- **What you have to do**: Copy every line of the records below verbatim, omitting the pictures.

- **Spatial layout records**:

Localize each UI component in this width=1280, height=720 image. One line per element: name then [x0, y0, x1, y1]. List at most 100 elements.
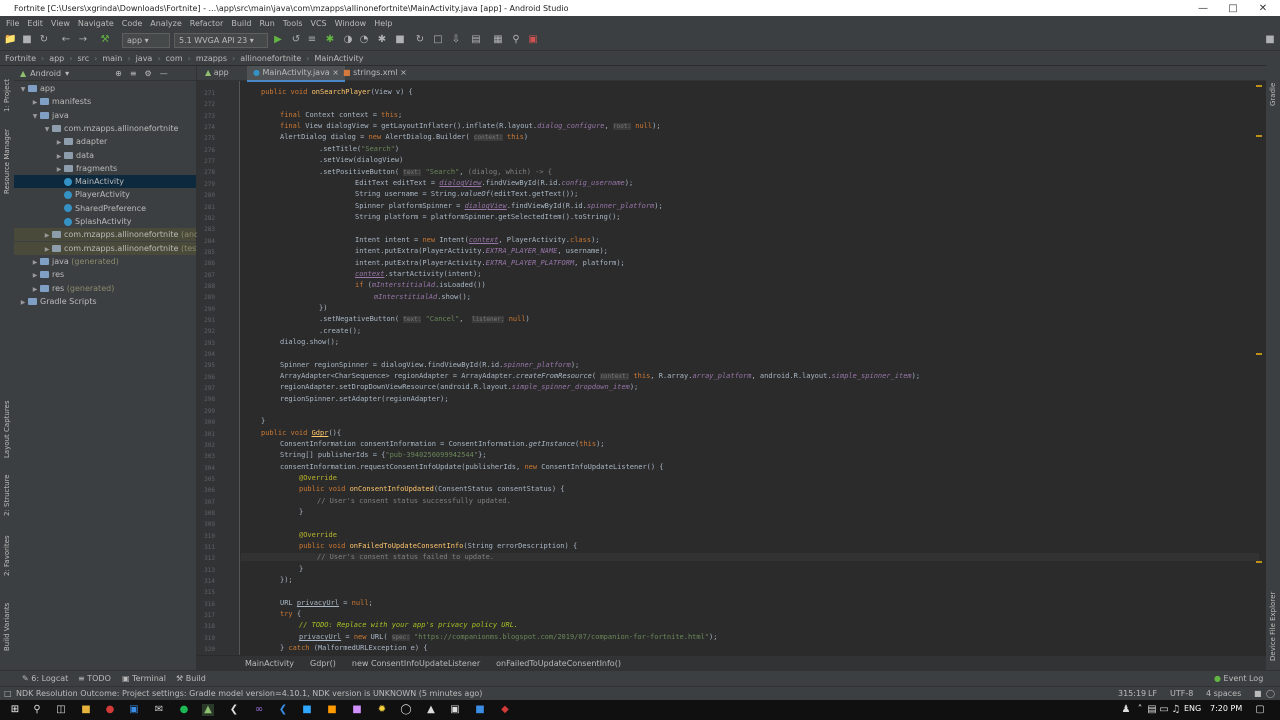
caret-position[interactable]: 315:19: [1118, 689, 1146, 698]
menu-code[interactable]: Code: [122, 19, 142, 28]
menu-help[interactable]: Help: [374, 19, 392, 28]
forward-icon[interactable]: →: [77, 34, 89, 46]
project-structure-icon[interactable]: ▤: [470, 34, 482, 46]
apply-changes-icon[interactable]: ↺: [290, 34, 302, 46]
tab-strings-xml[interactable]: ■ strings.xml ×: [337, 66, 413, 80]
tree-item[interactable]: ▶ adapter: [14, 135, 196, 148]
tree-item[interactable]: ▶ fragments: [14, 162, 196, 175]
after-effects-icon[interactable]: ■: [351, 704, 363, 716]
record-app-icon[interactable]: ●: [104, 704, 116, 716]
search-icon[interactable]: ⚲: [31, 704, 43, 716]
logcat-tool-button[interactable]: ✎ 6: Logcat: [22, 674, 68, 683]
menu-view[interactable]: View: [51, 19, 70, 28]
favorites-tool-tab[interactable]: 2: Favorites: [3, 535, 11, 576]
sdk-manager-icon[interactable]: ⇩: [450, 34, 462, 46]
crumb-src[interactable]: src: [77, 54, 89, 63]
chevron-right-icon[interactable]: ▶: [54, 163, 64, 176]
editor-crumb-callback[interactable]: onFailedToUpdateConsentInfo(): [496, 659, 621, 668]
network-icon[interactable]: ▤: [1146, 704, 1158, 716]
close-icon[interactable]: ✕: [1248, 0, 1278, 16]
tab-main-activity[interactable]: ● MainActivity.java ×: [247, 66, 345, 82]
collapse-all-icon[interactable]: ≡: [130, 69, 137, 78]
device-file-explorer-tool-tab[interactable]: Device File Explorer: [1269, 592, 1277, 661]
tree-item[interactable]: MainActivity: [14, 175, 196, 189]
vscode-icon[interactable]: ❮: [228, 704, 240, 716]
tree-item[interactable]: ▶ Gradle Scripts: [14, 295, 196, 308]
chevron-right-icon[interactable]: ▶: [18, 296, 28, 309]
profile-icon[interactable]: ◔: [358, 34, 370, 46]
chevron-right-icon[interactable]: ▶: [30, 256, 40, 269]
search-icon[interactable]: ⚲: [510, 34, 522, 46]
system-clock[interactable]: 7:20 PM: [1210, 704, 1242, 713]
android-studio-icon[interactable]: ▲: [202, 704, 214, 716]
target-icon[interactable]: ⊕: [115, 69, 122, 78]
menu-edit[interactable]: Edit: [27, 19, 43, 28]
chevron-right-icon[interactable]: ▶: [30, 283, 40, 296]
gradle-tool-tab[interactable]: Gradle: [1269, 83, 1277, 106]
gamepad-icon[interactable]: ▲: [425, 704, 437, 716]
gear-icon[interactable]: ⚙: [145, 69, 152, 78]
volume-icon[interactable]: ♫: [1170, 704, 1182, 716]
chevron-down-icon[interactable]: ▼: [30, 110, 40, 123]
notification-icon[interactable]: ▢: [1254, 704, 1266, 716]
app-icon[interactable]: ■: [474, 704, 486, 716]
chevron-right-icon[interactable]: ▶: [30, 269, 40, 282]
windows-start-icon[interactable]: ⊞: [9, 704, 21, 716]
crumb-package[interactable]: allinonefortnite: [240, 54, 301, 63]
file-explorer-icon[interactable]: ■: [80, 704, 92, 716]
avd-manager-icon[interactable]: □: [432, 34, 444, 46]
menu-analyze[interactable]: Analyze: [150, 19, 182, 28]
tree-item[interactable]: SharedPreference: [14, 202, 196, 215]
structure-tool-tab[interactable]: 2: Structure: [3, 474, 11, 516]
tree-item[interactable]: ▶ data: [14, 149, 196, 162]
code-editor-icon[interactable]: ❮: [277, 704, 289, 716]
crumb-class[interactable]: MainActivity: [314, 54, 363, 63]
chevron-down-icon[interactable]: ▼: [42, 123, 52, 136]
sdk-issues-icon[interactable]: ▣: [527, 34, 539, 46]
error-stripe-mark[interactable]: [1256, 561, 1262, 563]
apply-code-icon[interactable]: ≡: [306, 34, 318, 46]
store-icon[interactable]: ▣: [128, 704, 140, 716]
layout-captures-tool-tab[interactable]: Layout Captures: [3, 400, 11, 458]
editor-crumb-listener[interactable]: new ConsentInfoUpdateListener: [352, 659, 480, 668]
menu-refactor[interactable]: Refactor: [190, 19, 224, 28]
crumb-project[interactable]: Fortnite: [5, 54, 36, 63]
toolbar-overflow-icon[interactable]: ■: [1264, 34, 1276, 46]
project-tool-tab[interactable]: 1: Project: [3, 79, 11, 112]
app-icon[interactable]: ✹: [376, 704, 388, 716]
code-area[interactable]: public void onSearchPlayer(View v) { fin…: [241, 81, 1259, 655]
input-language[interactable]: ENG: [1184, 704, 1201, 713]
chevron-right-icon[interactable]: ▶: [30, 96, 40, 109]
error-stripe-mark[interactable]: [1256, 353, 1262, 355]
crumb-com[interactable]: com: [166, 54, 183, 63]
menu-tools[interactable]: Tools: [283, 19, 303, 28]
git-icon[interactable]: ◯: [1266, 689, 1275, 698]
crumb-java[interactable]: java: [136, 54, 153, 63]
make-project-icon[interactable]: ⚒: [99, 34, 111, 46]
tree-item[interactable]: ▶ com.mzapps.allinonefortnite (test): [14, 241, 203, 255]
editor-scrollbar[interactable]: [1255, 81, 1263, 655]
tree-item[interactable]: ▼ app: [14, 82, 196, 95]
menu-run[interactable]: Run: [259, 19, 274, 28]
terminal-tool-button[interactable]: ▣ Terminal: [122, 674, 166, 683]
crumb-mzapps[interactable]: mzapps: [196, 54, 227, 63]
tree-item[interactable]: ▶com.mzapps.allinonefortnite (androidTes…: [14, 228, 233, 242]
tree-item[interactable]: ▶ manifests: [14, 95, 196, 108]
app-icon[interactable]: ▣: [449, 704, 461, 716]
hide-panel-icon[interactable]: —: [160, 69, 168, 78]
editor-crumb-method[interactable]: Gdpr(): [310, 659, 336, 668]
back-icon[interactable]: ←: [60, 34, 72, 46]
crumb-main[interactable]: main: [102, 54, 122, 63]
indent-setting[interactable]: 4 spaces: [1206, 689, 1241, 698]
chevron-down-icon[interactable]: ▼: [18, 83, 28, 96]
battery-icon[interactable]: ▭: [1158, 704, 1170, 716]
tree-item[interactable]: ▼ java: [14, 109, 196, 122]
debug-icon[interactable]: ✱: [324, 34, 336, 46]
build-variants-tool-tab[interactable]: Build Variants: [3, 603, 11, 651]
event-log-tool-button[interactable]: ● Event Log: [1214, 674, 1263, 683]
app-icon[interactable]: ◆: [499, 704, 511, 716]
mail-icon[interactable]: ✉: [153, 704, 165, 716]
close-tab-icon[interactable]: ×: [400, 68, 407, 77]
file-encoding[interactable]: UTF-8: [1170, 689, 1193, 698]
maximize-icon[interactable]: □: [1218, 0, 1248, 16]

- **Answer to this exercise**:
Localize each UI component in this width=1280, height=720 image. One line per element: name then [x0, y0, x1, y1]. List at most 100 elements.
caret-position[interactable]: 315:19: [1118, 689, 1146, 698]
menu-code[interactable]: Code: [122, 19, 142, 28]
menu-help[interactable]: Help: [374, 19, 392, 28]
forward-icon[interactable]: →: [77, 34, 89, 46]
project-structure-icon[interactable]: ▤: [470, 34, 482, 46]
apply-changes-icon[interactable]: ↺: [290, 34, 302, 46]
tab-strings-xml[interactable]: ■ strings.xml ×: [337, 66, 413, 80]
tree-item[interactable]: ▶ adapter: [14, 135, 196, 148]
tree-item[interactable]: ▶ fragments: [14, 162, 196, 175]
after-effects-icon[interactable]: ■: [351, 704, 363, 716]
record-app-icon[interactable]: ●: [104, 704, 116, 716]
search-icon[interactable]: ⚲: [31, 704, 43, 716]
logcat-tool-button[interactable]: ✎ 6: Logcat: [22, 674, 68, 683]
menu-view[interactable]: View: [51, 19, 70, 28]
favorites-tool-tab[interactable]: 2: Favorites: [3, 535, 11, 576]
sdk-manager-icon[interactable]: ⇩: [450, 34, 462, 46]
crumb-src[interactable]: src: [77, 54, 89, 63]
chevron-right-icon[interactable]: ▶: [54, 163, 64, 176]
editor-crumb-callback[interactable]: onFailedToUpdateConsentInfo(): [496, 659, 621, 668]
network-icon[interactable]: ▤: [1146, 704, 1158, 716]
close-icon[interactable]: ✕: [1248, 0, 1278, 16]
tab-main-activity[interactable]: ● MainActivity.java ×: [247, 66, 345, 82]
collapse-all-icon[interactable]: ≡: [130, 69, 137, 78]
device-file-explorer-tool-tab[interactable]: Device File Explorer: [1269, 592, 1277, 661]
tree-item[interactable]: MainActivity: [14, 175, 196, 189]
vscode-icon[interactable]: ❮: [228, 704, 240, 716]
tree-item[interactable]: ▶ Gradle Scripts: [14, 295, 196, 308]
chevron-right-icon[interactable]: ▶: [18, 296, 28, 309]
profile-icon[interactable]: ◔: [358, 34, 370, 46]
chevron-right-icon[interactable]: ▶: [30, 256, 40, 269]
search-icon[interactable]: ⚲: [510, 34, 522, 46]
system-clock[interactable]: 7:20 PM: [1210, 704, 1242, 713]
android-studio-icon[interactable]: ▲: [202, 704, 214, 716]
target-icon[interactable]: ⊕: [115, 69, 122, 78]
menu-edit[interactable]: Edit: [27, 19, 43, 28]
chevron-right-icon[interactable]: ▶: [30, 283, 40, 296]
gradle-tool-tab[interactable]: Gradle: [1269, 83, 1277, 106]
gamepad-icon[interactable]: ▲: [425, 704, 437, 716]
gear-icon[interactable]: ⚙: [145, 69, 152, 78]
volume-icon[interactable]: ♫: [1170, 704, 1182, 716]
chevron-down-icon[interactable]: ▼: [30, 110, 40, 123]
notification-icon[interactable]: ▢: [1254, 704, 1266, 716]
app-icon[interactable]: ■: [474, 704, 486, 716]
chevron-right-icon[interactable]: ▶: [30, 269, 40, 282]
windows-start-icon[interactable]: ⊞: [9, 704, 21, 716]
crumb-package[interactable]: allinonefortnite: [240, 54, 301, 63]
file-explorer-icon[interactable]: ■: [80, 704, 92, 716]
avd-manager-icon[interactable]: □: [432, 34, 444, 46]
menu-analyze[interactable]: Analyze: [150, 19, 182, 28]
tree-item[interactable]: SharedPreference: [14, 202, 196, 215]
structure-tool-tab[interactable]: 2: Structure: [3, 474, 11, 516]
tree-item[interactable]: ▶ data: [14, 149, 196, 162]
code-editor-icon[interactable]: ❮: [277, 704, 289, 716]
crumb-class[interactable]: MainActivity: [314, 54, 363, 63]
chevron-down-icon[interactable]: ▼: [42, 123, 52, 136]
sdk-issues-icon[interactable]: ▣: [527, 34, 539, 46]
error-stripe-mark[interactable]: [1256, 561, 1262, 563]
apply-code-icon[interactable]: ≡: [306, 34, 318, 46]
store-icon[interactable]: ▣: [128, 704, 140, 716]
layout-captures-tool-tab[interactable]: Layout Captures: [3, 400, 11, 458]
editor-crumb-listener[interactable]: new ConsentInfoUpdateListener: [352, 659, 480, 668]
menu-refactor[interactable]: Refactor: [190, 19, 224, 28]
crumb-project[interactable]: Fortnite: [5, 54, 36, 63]
toolbar-overflow-icon[interactable]: ■: [1264, 34, 1276, 46]
project-tool-tab[interactable]: 1: Project: [3, 79, 11, 112]
app-icon[interactable]: ✹: [376, 704, 388, 716]
code-area[interactable]: public void onSearchPlayer(View v) { fin…: [241, 81, 1259, 655]
input-language[interactable]: ENG: [1184, 704, 1201, 713]
chevron-right-icon[interactable]: ▶: [30, 96, 40, 109]
error-stripe-mark[interactable]: [1256, 353, 1262, 355]
crumb-com[interactable]: com: [166, 54, 183, 63]
menu-tools[interactable]: Tools: [283, 19, 303, 28]
git-icon[interactable]: ◯: [1266, 689, 1275, 698]
crumb-java[interactable]: java: [136, 54, 153, 63]
make-project-icon[interactable]: ⚒: [99, 34, 111, 46]
tree-item[interactable]: ▶ com.mzapps.allinonefortnite (test): [14, 241, 203, 255]
editor-scrollbar[interactable]: [1255, 81, 1263, 655]
tree-item[interactable]: ▼ app: [14, 82, 196, 95]
menu-run[interactable]: Run: [259, 19, 274, 28]
terminal-tool-button[interactable]: ▣ Terminal: [122, 674, 166, 683]
crumb-mzapps[interactable]: mzapps: [196, 54, 227, 63]
tree-item[interactable]: ▶com.mzapps.allinonefortnite (androidTes…: [14, 228, 233, 242]
tree-item[interactable]: ▶ manifests: [14, 95, 196, 108]
app-icon[interactable]: ▣: [449, 704, 461, 716]
hide-panel-icon[interactable]: —: [160, 69, 168, 78]
editor-crumb-method[interactable]: Gdpr(): [310, 659, 336, 668]
back-icon[interactable]: ←: [60, 34, 72, 46]
crumb-main[interactable]: main: [102, 54, 122, 63]
indent-setting[interactable]: 4 spaces: [1206, 689, 1241, 698]
chevron-down-icon[interactable]: ▼: [18, 83, 28, 96]
battery-icon[interactable]: ▭: [1158, 704, 1170, 716]
tree-item[interactable]: ▼ java: [14, 109, 196, 122]
debug-icon[interactable]: ✱: [324, 34, 336, 46]
build-variants-tool-tab[interactable]: Build Variants: [3, 603, 11, 651]
event-log-tool-button[interactable]: ● Event Log: [1214, 674, 1263, 683]
app-icon[interactable]: ◆: [499, 704, 511, 716]
mail-icon[interactable]: ✉: [153, 704, 165, 716]
close-tab-icon[interactable]: ×: [400, 68, 407, 77]
file-encoding[interactable]: UTF-8: [1170, 689, 1193, 698]
maximize-icon[interactable]: □: [1218, 0, 1248, 16]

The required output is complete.